Each record below must be returned exactly as shown.

--- INFORMATION PROVIDED ---

——

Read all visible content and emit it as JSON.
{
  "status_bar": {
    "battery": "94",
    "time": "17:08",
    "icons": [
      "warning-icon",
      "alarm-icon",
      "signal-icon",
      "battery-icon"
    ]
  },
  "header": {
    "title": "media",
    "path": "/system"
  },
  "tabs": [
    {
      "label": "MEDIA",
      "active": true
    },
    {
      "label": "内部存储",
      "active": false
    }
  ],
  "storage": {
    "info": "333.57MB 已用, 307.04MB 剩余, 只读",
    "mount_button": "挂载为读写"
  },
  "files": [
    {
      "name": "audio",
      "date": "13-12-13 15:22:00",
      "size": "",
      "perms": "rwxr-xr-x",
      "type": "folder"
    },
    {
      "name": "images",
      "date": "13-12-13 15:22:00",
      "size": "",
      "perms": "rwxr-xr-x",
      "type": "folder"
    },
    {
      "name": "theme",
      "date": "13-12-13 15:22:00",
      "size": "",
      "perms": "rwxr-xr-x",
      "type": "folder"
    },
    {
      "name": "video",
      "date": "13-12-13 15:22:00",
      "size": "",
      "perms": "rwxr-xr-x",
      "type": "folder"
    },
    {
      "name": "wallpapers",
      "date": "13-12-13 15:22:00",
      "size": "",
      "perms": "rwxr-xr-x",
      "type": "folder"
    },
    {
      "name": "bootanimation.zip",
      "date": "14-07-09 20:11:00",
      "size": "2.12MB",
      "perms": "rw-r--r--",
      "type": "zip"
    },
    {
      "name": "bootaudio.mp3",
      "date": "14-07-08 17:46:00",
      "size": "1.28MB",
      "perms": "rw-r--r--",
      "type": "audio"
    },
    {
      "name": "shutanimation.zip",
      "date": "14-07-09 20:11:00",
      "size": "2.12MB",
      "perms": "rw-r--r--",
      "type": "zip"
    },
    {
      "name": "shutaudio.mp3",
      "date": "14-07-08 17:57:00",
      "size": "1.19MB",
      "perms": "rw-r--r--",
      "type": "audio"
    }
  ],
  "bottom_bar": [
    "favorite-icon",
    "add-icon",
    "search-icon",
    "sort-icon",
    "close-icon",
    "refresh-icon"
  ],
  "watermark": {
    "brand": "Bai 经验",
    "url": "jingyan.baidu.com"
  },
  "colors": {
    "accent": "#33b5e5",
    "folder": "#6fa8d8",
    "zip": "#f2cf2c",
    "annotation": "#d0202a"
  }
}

——

--- RESULT OF THE TASK ---
Read all visible content and emit it as JSON.
{
  "status_bar": {
    "battery": "94",
    "time": "17:08",
    "icons": [
      "warning-icon",
      "alarm-icon",
      "signal-icon",
      "battery-icon"
    ]
  },
  "header": {
    "title": "media",
    "path": "/system"
  },
  "tabs": [
    {
      "label": "MEDIA",
      "active": true
    },
    {
      "label": "内部存储",
      "active": false
    }
  ],
  "storage": {
    "info": "333.57MB 已用, 307.04MB 剩余, 只读",
    "mount_button": "挂载为读写"
  },
  "files": [
    {
      "name": "audio",
      "date": "13-12-13 15:22:00",
      "size": "",
      "perms": "rwxr-xr-x",
      "type": "folder"
    },
    {
      "name": "images",
      "date": "13-12-13 15:22:00",
      "size": "",
      "perms": "rwxr-xr-x",
      "type": "folder"
    },
    {
      "name": "theme",
      "date": "13-12-13 15:22:00",
      "size": "",
      "perms": "rwxr-xr-x",
      "type": "folder"
    },
    {
      "name": "video",
      "date": "13-12-13 15:22:00",
      "size": "",
      "perms": "rwxr-xr-x",
      "type": "folder"
    },
    {
      "name": "wallpapers",
      "date": "13-12-13 15:22:00",
      "size": "",
      "perms": "rwxr-xr-x",
      "type": "folder"
    },
    {
      "name": "bootanimation.zip",
      "date": "14-07-09 20:11:00",
      "size": "2.12MB",
      "perms": "rw-r--r--",
      "type": "zip"
    },
    {
      "name": "bootaudio.mp3",
      "date": "14-07-08 17:46:00",
      "size": "1.28MB",
      "perms": "rw-r--r--",
      "type": "audio"
    },
    {
      "name": "shutanimation.zip",
      "date": "14-07-09 20:11:00",
      "size": "2.12MB",
      "perms": "rw-r--r--",
      "type": "zip"
    },
    {
      "name": "shutaudio.mp3",
      "date": "14-07-08 17:57:00",
      "size": "1.19MB",
      "perms": "rw-r--r--",
      "type": "audio"
    }
  ],
  "bottom_bar": [
    "favorite-icon",
    "add-icon",
    "search-icon",
    "sort-icon",
    "close-icon",
    "refresh-icon"
  ],
  "watermark": {
    "brand": "Bai 经验",
    "url": "jingyan.baidu.com"
  },
  "colors": {
    "accent": "#33b5e5",
    "folder": "#6fa8d8",
    "zip": "#f2cf2c",
    "annotation": "#d0202a"
  }
}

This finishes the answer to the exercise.